## Task statement
Skip every picture, and output exactly the lines starting at the one with "Read this page and output its text content." and running through the last line of the material below.

## Data supplied
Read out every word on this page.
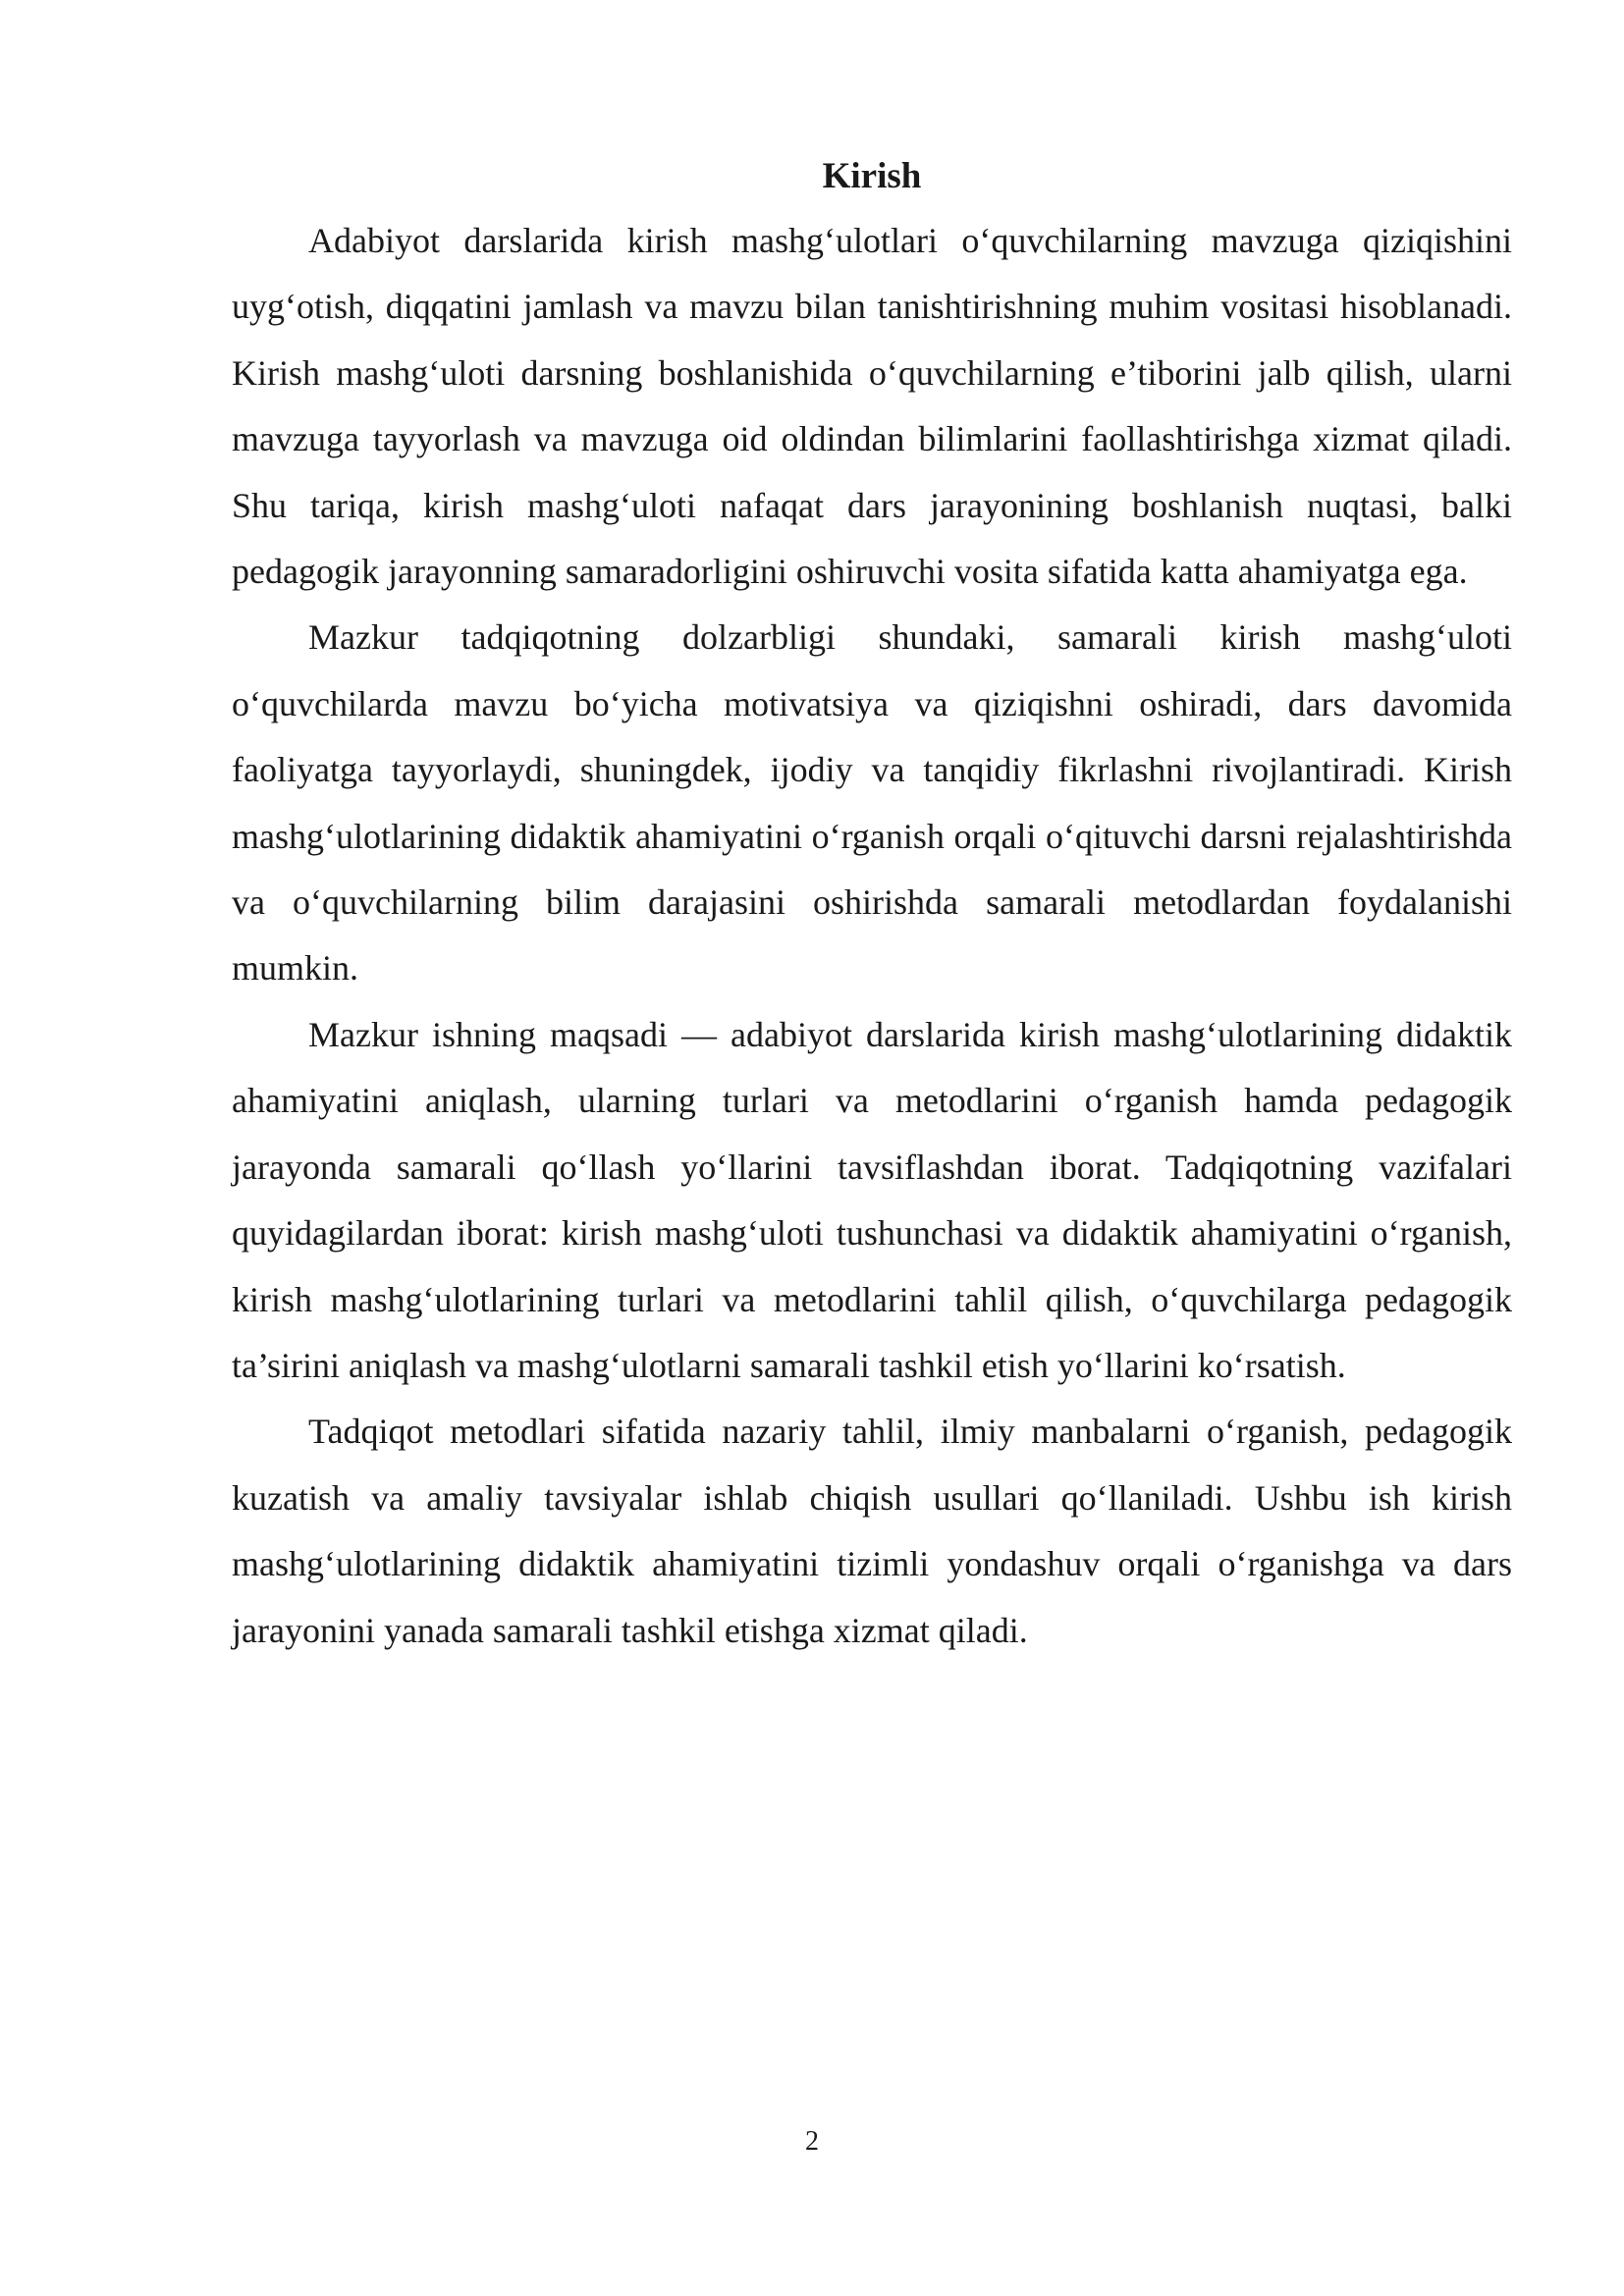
Kirish

Adabiyot darslarida kirish mashg‘ulotlari o‘quvchilarning mavzuga qiziqishini uyg‘otish, diqqatini jamlash va mavzu bilan tanishtirishning muhim vositasi hisoblanadi. Kirish mashg‘uloti darsning boshlanishida o‘quvchilarning e’tiborini jalb qilish, ularni mavzuga tayyorlash va mavzuga oid oldindan bilimlarini faollashtirishga xizmat qiladi. Shu tariqa, kirish mashg‘uloti nafaqat dars jarayonining boshlanish nuqtasi, balki pedagogik jarayonning samaradorligini oshiruvchi vosita sifatida katta ahamiyatga ega.

Mazkur tadqiqotning dolzarbligi shundaki, samarali kirish mashg‘uloti o‘quvchilarda mavzu bo‘yicha motivatsiya va qiziqishni oshiradi, dars davomida faoliyatga tayyorlaydi, shuningdek, ijodiy va tanqidiy fikrlashni rivojlantiradi. Kirish mashg‘ulotlarining didaktik ahamiyatini o‘rganish orqali o‘qituvchi darsni rejalashtirishda va o‘quvchilarning bilim darajasini oshirishda samarali metodlardan foydalanishi mumkin.

Mazkur ishning maqsadi — adabiyot darslarida kirish mashg‘ulotlarining didaktik ahamiyatini aniqlash, ularning turlari va metodlarini o‘rganish hamda pedagogik jarayonda samarali qo‘llash yo‘llarini tavsiflashdan iborat. Tadqiqotning vazifalari quyidagilardan iborat: kirish mashg‘uloti tushunchasi va didaktik ahamiyatini o‘rganish, kirish mashg‘ulotlarining turlari va metodlarini tahlil qilish, o‘quvchilarga pedagogik ta’sirini aniqlash va mashg‘ulotlarni samarali tashkil etish yo‘llarini ko‘rsatish.

Tadqiqot metodlari sifatida nazariy tahlil, ilmiy manbalarni o‘rganish, pedagogik kuzatish va amaliy tavsiyalar ishlab chiqish usullari qo‘llaniladi. Ushbu ish kirish mashg‘ulotlarining didaktik ahamiyatini tizimli yondashuv orqali o‘rganishga va dars jarayonini yanada samarali tashkil etishga xizmat qiladi.

2
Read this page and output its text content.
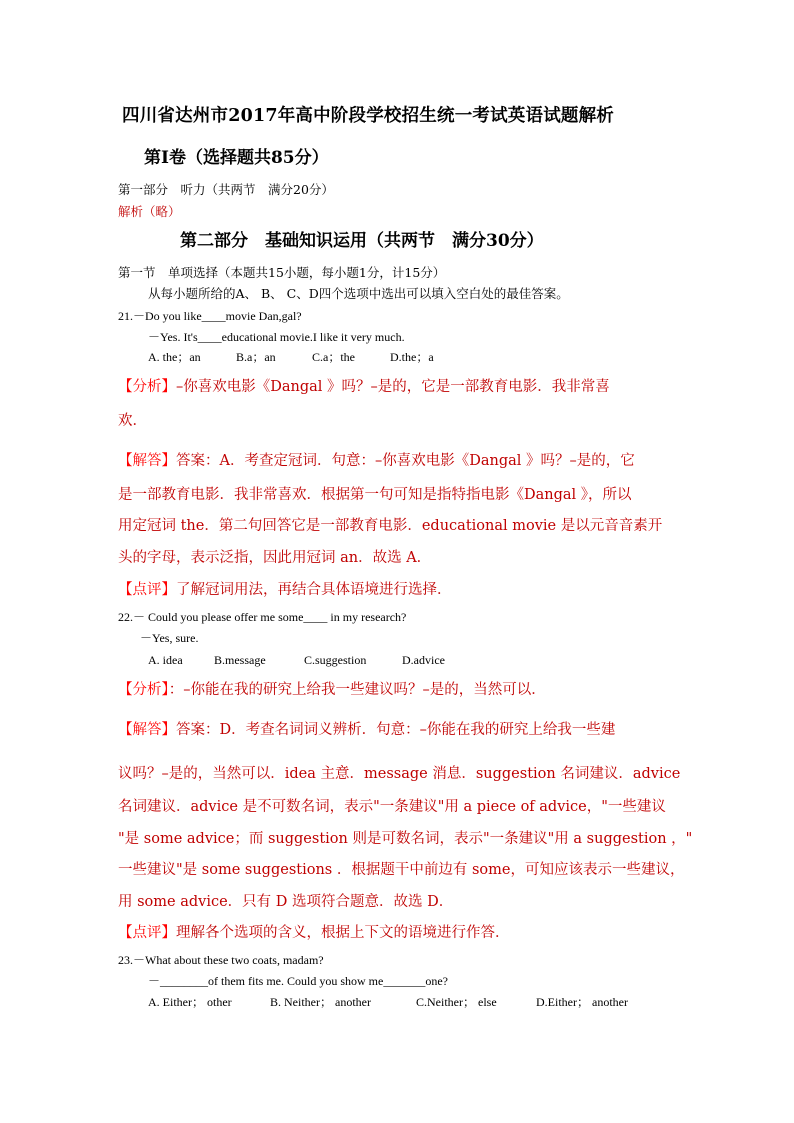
四川省达州市2017年高中阶段学校招生统一考试英语试题解析
第I卷（选择题共85分）
第一部分　听力（共两节　满分20分）
解析（略）
第二部分　基础知识运用（共两节　满分30分）
第一节　单项选择（本题共15小题，每小题1分，计15分）
从每小题所给的A、 B、 C、D四个选项中选出可以填入空白处的最佳答案。
21.－Do you like____movie Dan,gal?
－Yes. It's____educational movie.I like it very much.
A. the；an	B.a；an	C.a；the	D.the；a
【分析】–你喜欢电影《Dangal 》吗？–是的，它是一部教育电影．我非常喜
欢．
【解答】答案：A．考查定冠词．句意：–你喜欢电影《Dangal 》吗？–是的，它
是一部教育电影．我非常喜欢．根据第一句可知是指特指电影《Dangal 》，所以
用定冠词 the．第二句回答它是一部教育电影．educational movie 是以元音音素开
头的字母，表示泛指，因此用冠词 an．故选 A．
【点评】了解冠词用法，再结合具体语境进行选择．
22.－ Could you please offer me some____ in my research?
－Yes, sure.
A. idea	B.message	C.suggestion	D.advice
【分析】：–你能在我的研究上给我一些建议吗？–是的，当然可以．
【解答】答案：D．考查名词词义辨析．句意：–你能在我的研究上给我一些建
议吗？–是的，当然可以．idea 主意．message 消息．suggestion 名词建议．advice
名词建议．advice 是不可数名词，表示"一条建议"用 a piece of advice，"一些建议
"是 some advice；而 suggestion 则是可数名词，表示"一条建议"用 a suggestion ，"
一些建议"是 some suggestions ．根据题干中前边有 some，可知应该表示一些建议，
用 some advice．只有 D 选项符合题意．故选 D．
【点评】理解各个选项的含义，根据上下文的语境进行作答．
23.－What about these two coats, madam?
－________of them fits me. Could you show me_______one?
A. Either； other	B. Neither； another	C.Neither； else	D.Either； another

## Correct response
Read this page and output its text content.
四川省达州市2017年高中阶段学校招生统一考试英语试题解析
第I卷（选择题共85分）
第一部分　听力（共两节　满分20分）
解析（略）
第二部分　基础知识运用（共两节　满分30分）
第一节　单项选择（本题共15小题，每小题1分，计15分）
从每小题所给的A、 B、 C、D四个选项中选出可以填入空白处的最佳答案。
21.－Do you like____movie Dan,gal?
－Yes. It's____educational movie.I like it very much.
A. the；an	B.a；an	C.a；the	D.the；a
【分析】–你喜欢电影《Dangal 》吗？–是的，它是一部教育电影．我非常喜
欢．
【解答】答案：A．考查定冠词．句意：–你喜欢电影《Dangal 》吗？–是的，它
是一部教育电影．我非常喜欢．根据第一句可知是指特指电影《Dangal 》，所以
用定冠词 the．第二句回答它是一部教育电影．educational movie 是以元音音素开
头的字母，表示泛指，因此用冠词 an．故选 A．
【点评】了解冠词用法，再结合具体语境进行选择．
22.－ Could you please offer me some____ in my research?
－Yes, sure.
A. idea	B.message	C.suggestion	D.advice
【分析】：–你能在我的研究上给我一些建议吗？–是的，当然可以．
【解答】答案：D．考查名词词义辨析．句意：–你能在我的研究上给我一些建
议吗？–是的，当然可以．idea 主意．message 消息．suggestion 名词建议．advice
名词建议．advice 是不可数名词，表示"一条建议"用 a piece of advice，"一些建议
"是 some advice；而 suggestion 则是可数名词，表示"一条建议"用 a suggestion ，"
一些建议"是 some suggestions ．根据题干中前边有 some，可知应该表示一些建议，
用 some advice．只有 D 选项符合题意．故选 D．
【点评】理解各个选项的含义，根据上下文的语境进行作答．
23.－What about these two coats, madam?
－________of them fits me. Could you show me_______one?
A. Either； other	B. Neither； another	C.Neither； else	D.Either； another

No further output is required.